[Items from a figure collection]
__________

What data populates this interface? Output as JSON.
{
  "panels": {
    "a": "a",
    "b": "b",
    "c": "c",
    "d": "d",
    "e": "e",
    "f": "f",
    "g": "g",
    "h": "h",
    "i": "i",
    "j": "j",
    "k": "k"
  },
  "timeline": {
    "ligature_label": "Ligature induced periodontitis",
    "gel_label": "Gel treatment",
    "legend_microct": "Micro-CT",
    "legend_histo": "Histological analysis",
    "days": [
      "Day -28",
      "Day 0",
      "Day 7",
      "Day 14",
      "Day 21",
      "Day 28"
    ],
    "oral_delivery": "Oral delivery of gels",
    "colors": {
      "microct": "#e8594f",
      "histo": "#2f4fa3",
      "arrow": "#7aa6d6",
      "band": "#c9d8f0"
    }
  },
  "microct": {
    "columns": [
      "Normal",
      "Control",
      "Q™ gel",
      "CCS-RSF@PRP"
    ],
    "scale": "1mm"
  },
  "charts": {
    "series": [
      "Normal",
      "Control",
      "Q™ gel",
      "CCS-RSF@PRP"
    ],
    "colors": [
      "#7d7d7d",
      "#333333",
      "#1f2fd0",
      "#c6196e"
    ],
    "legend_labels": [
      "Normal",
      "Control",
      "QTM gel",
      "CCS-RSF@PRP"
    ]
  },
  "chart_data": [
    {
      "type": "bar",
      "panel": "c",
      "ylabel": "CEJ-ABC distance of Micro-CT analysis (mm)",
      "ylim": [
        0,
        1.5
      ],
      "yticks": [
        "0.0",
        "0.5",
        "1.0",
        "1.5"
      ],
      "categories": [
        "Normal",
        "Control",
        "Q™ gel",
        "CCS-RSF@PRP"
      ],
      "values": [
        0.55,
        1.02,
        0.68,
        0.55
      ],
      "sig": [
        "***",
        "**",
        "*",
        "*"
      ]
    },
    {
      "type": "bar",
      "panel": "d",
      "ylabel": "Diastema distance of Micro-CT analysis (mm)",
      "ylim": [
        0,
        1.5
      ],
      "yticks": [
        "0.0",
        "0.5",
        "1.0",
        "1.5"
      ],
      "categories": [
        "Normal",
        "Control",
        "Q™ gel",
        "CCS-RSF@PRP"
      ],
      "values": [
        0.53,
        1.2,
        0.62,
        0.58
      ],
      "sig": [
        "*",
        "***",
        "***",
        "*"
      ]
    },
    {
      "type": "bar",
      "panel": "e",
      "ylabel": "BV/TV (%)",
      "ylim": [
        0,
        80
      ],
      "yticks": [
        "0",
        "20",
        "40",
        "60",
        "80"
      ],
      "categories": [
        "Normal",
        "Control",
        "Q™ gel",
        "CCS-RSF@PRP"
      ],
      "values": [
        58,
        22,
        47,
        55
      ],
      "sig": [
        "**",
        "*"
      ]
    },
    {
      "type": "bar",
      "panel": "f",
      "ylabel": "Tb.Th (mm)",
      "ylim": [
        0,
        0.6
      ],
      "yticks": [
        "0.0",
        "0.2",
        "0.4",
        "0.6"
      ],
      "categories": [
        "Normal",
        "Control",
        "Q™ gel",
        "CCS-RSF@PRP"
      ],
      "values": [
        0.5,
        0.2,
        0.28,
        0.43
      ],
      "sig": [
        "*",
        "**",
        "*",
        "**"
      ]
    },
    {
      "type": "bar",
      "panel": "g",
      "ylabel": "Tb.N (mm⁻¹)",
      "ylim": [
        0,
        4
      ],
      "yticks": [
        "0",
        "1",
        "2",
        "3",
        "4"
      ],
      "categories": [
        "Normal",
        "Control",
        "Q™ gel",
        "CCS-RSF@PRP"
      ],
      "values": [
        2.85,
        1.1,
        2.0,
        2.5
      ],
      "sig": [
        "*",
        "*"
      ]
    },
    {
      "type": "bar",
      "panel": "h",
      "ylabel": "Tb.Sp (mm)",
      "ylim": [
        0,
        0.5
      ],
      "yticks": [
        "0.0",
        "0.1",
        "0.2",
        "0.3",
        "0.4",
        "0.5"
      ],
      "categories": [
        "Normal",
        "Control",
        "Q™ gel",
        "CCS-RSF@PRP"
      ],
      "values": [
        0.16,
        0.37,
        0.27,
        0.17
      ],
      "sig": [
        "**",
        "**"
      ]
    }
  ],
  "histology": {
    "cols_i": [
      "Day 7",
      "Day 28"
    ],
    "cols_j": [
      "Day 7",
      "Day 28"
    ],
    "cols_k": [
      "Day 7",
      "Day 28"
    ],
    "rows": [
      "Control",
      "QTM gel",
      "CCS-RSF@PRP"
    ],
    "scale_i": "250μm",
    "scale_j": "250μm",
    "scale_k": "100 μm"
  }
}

__________

All entries shown above should be printed again exactly.

What data populates this interface? Output as JSON.
{
  "panels": {
    "a": "a",
    "b": "b",
    "c": "c",
    "d": "d",
    "e": "e",
    "f": "f",
    "g": "g",
    "h": "h",
    "i": "i",
    "j": "j",
    "k": "k"
  },
  "timeline": {
    "ligature_label": "Ligature induced periodontitis",
    "gel_label": "Gel treatment",
    "legend_microct": "Micro-CT",
    "legend_histo": "Histological analysis",
    "days": [
      "Day -28",
      "Day 0",
      "Day 7",
      "Day 14",
      "Day 21",
      "Day 28"
    ],
    "oral_delivery": "Oral delivery of gels",
    "colors": {
      "microct": "#e8594f",
      "histo": "#2f4fa3",
      "arrow": "#7aa6d6",
      "band": "#c9d8f0"
    }
  },
  "microct": {
    "columns": [
      "Normal",
      "Control",
      "Q™ gel",
      "CCS-RSF@PRP"
    ],
    "scale": "1mm"
  },
  "charts": {
    "series": [
      "Normal",
      "Control",
      "Q™ gel",
      "CCS-RSF@PRP"
    ],
    "colors": [
      "#7d7d7d",
      "#333333",
      "#1f2fd0",
      "#c6196e"
    ],
    "legend_labels": [
      "Normal",
      "Control",
      "QTM gel",
      "CCS-RSF@PRP"
    ]
  },
  "chart_data": [
    {
      "type": "bar",
      "panel": "c",
      "ylabel": "CEJ-ABC distance of Micro-CT analysis (mm)",
      "ylim": [
        0,
        1.5
      ],
      "yticks": [
        "0.0",
        "0.5",
        "1.0",
        "1.5"
      ],
      "categories": [
        "Normal",
        "Control",
        "Q™ gel",
        "CCS-RSF@PRP"
      ],
      "values": [
        0.55,
        1.02,
        0.68,
        0.55
      ],
      "sig": [
        "***",
        "**",
        "*",
        "*"
      ]
    },
    {
      "type": "bar",
      "panel": "d",
      "ylabel": "Diastema distance of Micro-CT analysis (mm)",
      "ylim": [
        0,
        1.5
      ],
      "yticks": [
        "0.0",
        "0.5",
        "1.0",
        "1.5"
      ],
      "categories": [
        "Normal",
        "Control",
        "Q™ gel",
        "CCS-RSF@PRP"
      ],
      "values": [
        0.53,
        1.2,
        0.62,
        0.58
      ],
      "sig": [
        "*",
        "***",
        "***",
        "*"
      ]
    },
    {
      "type": "bar",
      "panel": "e",
      "ylabel": "BV/TV (%)",
      "ylim": [
        0,
        80
      ],
      "yticks": [
        "0",
        "20",
        "40",
        "60",
        "80"
      ],
      "categories": [
        "Normal",
        "Control",
        "Q™ gel",
        "CCS-RSF@PRP"
      ],
      "values": [
        58,
        22,
        47,
        55
      ],
      "sig": [
        "**",
        "*"
      ]
    },
    {
      "type": "bar",
      "panel": "f",
      "ylabel": "Tb.Th (mm)",
      "ylim": [
        0,
        0.6
      ],
      "yticks": [
        "0.0",
        "0.2",
        "0.4",
        "0.6"
      ],
      "categories": [
        "Normal",
        "Control",
        "Q™ gel",
        "CCS-RSF@PRP"
      ],
      "values": [
        0.5,
        0.2,
        0.28,
        0.43
      ],
      "sig": [
        "*",
        "**",
        "*",
        "**"
      ]
    },
    {
      "type": "bar",
      "panel": "g",
      "ylabel": "Tb.N (mm⁻¹)",
      "ylim": [
        0,
        4
      ],
      "yticks": [
        "0",
        "1",
        "2",
        "3",
        "4"
      ],
      "categories": [
        "Normal",
        "Control",
        "Q™ gel",
        "CCS-RSF@PRP"
      ],
      "values": [
        2.85,
        1.1,
        2.0,
        2.5
      ],
      "sig": [
        "*",
        "*"
      ]
    },
    {
      "type": "bar",
      "panel": "h",
      "ylabel": "Tb.Sp (mm)",
      "ylim": [
        0,
        0.5
      ],
      "yticks": [
        "0.0",
        "0.1",
        "0.2",
        "0.3",
        "0.4",
        "0.5"
      ],
      "categories": [
        "Normal",
        "Control",
        "Q™ gel",
        "CCS-RSF@PRP"
      ],
      "values": [
        0.16,
        0.37,
        0.27,
        0.17
      ],
      "sig": [
        "**",
        "**"
      ]
    }
  ],
  "histology": {
    "cols_i": [
      "Day 7",
      "Day 28"
    ],
    "cols_j": [
      "Day 7",
      "Day 28"
    ],
    "cols_k": [
      "Day 7",
      "Day 28"
    ],
    "rows": [
      "Control",
      "QTM gel",
      "CCS-RSF@PRP"
    ],
    "scale_i": "250μm",
    "scale_j": "250μm",
    "scale_k": "100 μm"
  }
}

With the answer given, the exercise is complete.